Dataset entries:
* * *
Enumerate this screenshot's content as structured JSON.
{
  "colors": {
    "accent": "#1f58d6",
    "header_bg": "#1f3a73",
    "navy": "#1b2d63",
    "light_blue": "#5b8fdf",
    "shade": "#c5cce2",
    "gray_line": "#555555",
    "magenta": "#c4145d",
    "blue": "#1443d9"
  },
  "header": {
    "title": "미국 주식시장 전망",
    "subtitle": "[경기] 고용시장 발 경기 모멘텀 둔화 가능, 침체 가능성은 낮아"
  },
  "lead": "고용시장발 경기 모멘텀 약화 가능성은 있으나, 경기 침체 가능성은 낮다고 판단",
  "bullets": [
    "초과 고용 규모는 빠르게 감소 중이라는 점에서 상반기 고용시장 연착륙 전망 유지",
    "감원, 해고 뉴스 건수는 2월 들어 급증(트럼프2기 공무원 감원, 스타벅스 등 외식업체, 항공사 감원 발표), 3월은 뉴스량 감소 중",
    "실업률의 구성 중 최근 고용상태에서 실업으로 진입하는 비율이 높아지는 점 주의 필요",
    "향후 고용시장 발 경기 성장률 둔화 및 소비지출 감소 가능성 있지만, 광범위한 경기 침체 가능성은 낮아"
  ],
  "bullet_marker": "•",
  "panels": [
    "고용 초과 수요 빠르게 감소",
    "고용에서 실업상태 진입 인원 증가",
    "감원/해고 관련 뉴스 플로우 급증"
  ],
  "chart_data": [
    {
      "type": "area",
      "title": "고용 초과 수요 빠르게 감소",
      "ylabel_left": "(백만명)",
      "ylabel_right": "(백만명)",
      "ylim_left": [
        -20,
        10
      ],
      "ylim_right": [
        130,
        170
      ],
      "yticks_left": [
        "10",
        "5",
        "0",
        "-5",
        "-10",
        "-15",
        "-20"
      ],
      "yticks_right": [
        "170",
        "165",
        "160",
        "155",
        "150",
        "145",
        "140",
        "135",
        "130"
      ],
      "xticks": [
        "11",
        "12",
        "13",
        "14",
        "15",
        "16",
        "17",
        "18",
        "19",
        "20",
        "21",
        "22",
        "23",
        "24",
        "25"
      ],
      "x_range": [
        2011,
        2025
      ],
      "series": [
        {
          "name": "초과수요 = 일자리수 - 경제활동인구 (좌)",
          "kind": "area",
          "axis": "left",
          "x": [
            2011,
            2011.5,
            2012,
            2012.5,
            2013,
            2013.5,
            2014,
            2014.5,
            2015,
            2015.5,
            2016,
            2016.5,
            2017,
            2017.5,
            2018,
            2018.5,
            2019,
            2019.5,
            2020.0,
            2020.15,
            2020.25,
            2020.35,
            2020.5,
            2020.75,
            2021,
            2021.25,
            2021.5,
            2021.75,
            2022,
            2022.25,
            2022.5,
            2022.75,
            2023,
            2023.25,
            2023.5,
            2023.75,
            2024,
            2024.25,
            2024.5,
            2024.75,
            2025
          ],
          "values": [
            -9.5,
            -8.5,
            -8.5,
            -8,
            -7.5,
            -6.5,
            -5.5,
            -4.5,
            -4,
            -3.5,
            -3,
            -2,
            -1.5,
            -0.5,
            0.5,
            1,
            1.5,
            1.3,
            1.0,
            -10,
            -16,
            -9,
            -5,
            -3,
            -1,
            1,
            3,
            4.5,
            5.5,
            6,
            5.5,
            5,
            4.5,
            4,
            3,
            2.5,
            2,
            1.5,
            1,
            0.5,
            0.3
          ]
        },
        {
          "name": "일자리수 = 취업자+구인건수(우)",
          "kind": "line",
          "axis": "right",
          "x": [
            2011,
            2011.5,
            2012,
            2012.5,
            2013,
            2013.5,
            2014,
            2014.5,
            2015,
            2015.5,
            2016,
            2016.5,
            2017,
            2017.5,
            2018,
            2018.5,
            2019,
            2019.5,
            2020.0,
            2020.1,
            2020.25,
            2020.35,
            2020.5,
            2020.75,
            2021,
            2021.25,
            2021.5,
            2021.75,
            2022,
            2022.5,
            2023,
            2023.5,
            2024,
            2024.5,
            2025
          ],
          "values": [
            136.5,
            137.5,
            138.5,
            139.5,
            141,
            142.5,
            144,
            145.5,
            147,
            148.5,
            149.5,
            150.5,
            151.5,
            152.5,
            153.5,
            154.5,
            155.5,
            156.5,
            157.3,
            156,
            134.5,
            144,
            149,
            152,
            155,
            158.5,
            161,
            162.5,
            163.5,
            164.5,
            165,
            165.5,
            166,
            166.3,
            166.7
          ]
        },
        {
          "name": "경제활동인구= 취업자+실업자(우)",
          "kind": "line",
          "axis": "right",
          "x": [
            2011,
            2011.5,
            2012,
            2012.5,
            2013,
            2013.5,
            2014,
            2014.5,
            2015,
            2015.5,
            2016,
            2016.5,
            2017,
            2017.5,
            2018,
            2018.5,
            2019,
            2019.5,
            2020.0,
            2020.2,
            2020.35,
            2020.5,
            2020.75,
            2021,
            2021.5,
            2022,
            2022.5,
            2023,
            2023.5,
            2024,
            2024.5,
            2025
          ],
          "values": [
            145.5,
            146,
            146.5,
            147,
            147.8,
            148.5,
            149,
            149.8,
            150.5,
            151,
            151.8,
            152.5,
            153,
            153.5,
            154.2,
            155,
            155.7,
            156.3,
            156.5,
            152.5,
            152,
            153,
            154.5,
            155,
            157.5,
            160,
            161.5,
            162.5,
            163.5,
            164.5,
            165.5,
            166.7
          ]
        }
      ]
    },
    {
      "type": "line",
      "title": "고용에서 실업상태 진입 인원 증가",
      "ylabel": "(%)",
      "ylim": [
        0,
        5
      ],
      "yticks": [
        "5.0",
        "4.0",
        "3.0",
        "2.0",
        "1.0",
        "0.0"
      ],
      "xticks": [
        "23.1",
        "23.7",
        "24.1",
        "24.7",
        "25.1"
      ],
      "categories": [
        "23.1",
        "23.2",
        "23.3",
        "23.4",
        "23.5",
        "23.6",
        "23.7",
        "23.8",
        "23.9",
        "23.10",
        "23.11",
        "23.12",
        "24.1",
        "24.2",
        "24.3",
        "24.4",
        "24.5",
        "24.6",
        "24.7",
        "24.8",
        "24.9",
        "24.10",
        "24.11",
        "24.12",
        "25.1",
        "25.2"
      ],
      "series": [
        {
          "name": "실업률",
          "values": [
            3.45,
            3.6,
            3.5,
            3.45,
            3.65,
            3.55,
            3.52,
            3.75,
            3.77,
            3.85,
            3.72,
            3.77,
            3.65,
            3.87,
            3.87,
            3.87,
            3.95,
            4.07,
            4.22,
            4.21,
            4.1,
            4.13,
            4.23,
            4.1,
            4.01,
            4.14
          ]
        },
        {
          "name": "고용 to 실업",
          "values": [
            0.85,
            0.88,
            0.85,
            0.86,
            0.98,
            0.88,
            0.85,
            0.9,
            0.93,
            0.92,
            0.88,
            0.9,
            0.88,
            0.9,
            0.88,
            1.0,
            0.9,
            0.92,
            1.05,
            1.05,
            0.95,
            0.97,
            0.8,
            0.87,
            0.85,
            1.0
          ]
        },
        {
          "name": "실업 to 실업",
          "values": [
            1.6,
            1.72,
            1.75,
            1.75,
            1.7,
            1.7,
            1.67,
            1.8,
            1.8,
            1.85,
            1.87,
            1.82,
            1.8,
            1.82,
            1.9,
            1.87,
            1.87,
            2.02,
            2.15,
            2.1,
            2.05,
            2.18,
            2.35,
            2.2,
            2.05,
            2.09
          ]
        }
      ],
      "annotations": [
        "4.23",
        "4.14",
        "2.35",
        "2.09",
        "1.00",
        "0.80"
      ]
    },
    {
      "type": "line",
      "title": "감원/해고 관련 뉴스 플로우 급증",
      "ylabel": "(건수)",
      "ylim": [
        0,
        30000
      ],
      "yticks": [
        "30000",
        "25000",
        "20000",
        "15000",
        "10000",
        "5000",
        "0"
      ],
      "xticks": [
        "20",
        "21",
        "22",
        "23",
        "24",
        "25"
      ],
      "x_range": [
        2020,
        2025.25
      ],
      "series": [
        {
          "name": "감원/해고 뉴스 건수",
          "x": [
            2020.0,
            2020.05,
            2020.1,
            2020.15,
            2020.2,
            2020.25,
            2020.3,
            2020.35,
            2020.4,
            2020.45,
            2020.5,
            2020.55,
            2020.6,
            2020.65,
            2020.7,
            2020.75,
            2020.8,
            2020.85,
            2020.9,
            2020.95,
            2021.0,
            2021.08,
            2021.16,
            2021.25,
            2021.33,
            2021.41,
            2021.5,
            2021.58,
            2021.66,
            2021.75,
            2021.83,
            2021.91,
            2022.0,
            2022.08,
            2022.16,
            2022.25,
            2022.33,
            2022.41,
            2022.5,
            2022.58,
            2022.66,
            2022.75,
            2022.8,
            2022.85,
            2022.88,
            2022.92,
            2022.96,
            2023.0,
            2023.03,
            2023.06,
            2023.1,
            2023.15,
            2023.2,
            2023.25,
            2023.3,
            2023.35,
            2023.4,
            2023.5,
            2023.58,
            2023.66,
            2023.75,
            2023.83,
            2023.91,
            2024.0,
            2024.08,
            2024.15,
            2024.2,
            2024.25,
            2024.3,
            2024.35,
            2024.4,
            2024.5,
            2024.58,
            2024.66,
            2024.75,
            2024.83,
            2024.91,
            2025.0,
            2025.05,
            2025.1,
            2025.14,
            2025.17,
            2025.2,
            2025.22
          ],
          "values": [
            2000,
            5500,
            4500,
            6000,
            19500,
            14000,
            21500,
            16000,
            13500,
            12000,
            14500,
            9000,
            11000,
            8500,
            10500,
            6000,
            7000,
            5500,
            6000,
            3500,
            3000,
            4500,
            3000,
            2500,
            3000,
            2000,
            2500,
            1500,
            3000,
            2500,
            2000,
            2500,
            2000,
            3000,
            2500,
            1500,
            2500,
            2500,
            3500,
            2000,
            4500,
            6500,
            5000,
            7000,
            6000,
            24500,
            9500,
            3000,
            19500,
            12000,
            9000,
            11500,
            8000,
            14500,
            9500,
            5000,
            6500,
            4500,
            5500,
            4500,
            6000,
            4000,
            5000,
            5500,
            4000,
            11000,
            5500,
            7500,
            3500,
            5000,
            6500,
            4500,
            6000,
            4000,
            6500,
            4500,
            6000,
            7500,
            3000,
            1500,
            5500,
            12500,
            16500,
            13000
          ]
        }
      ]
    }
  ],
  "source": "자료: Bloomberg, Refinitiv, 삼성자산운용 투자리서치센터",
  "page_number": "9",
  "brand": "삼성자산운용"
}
* * *
:: JOB ::
From the data above, count the lines where "name" occurs and give that figure and nothing else.

:: RESULT OF THE EXERCISE ::
7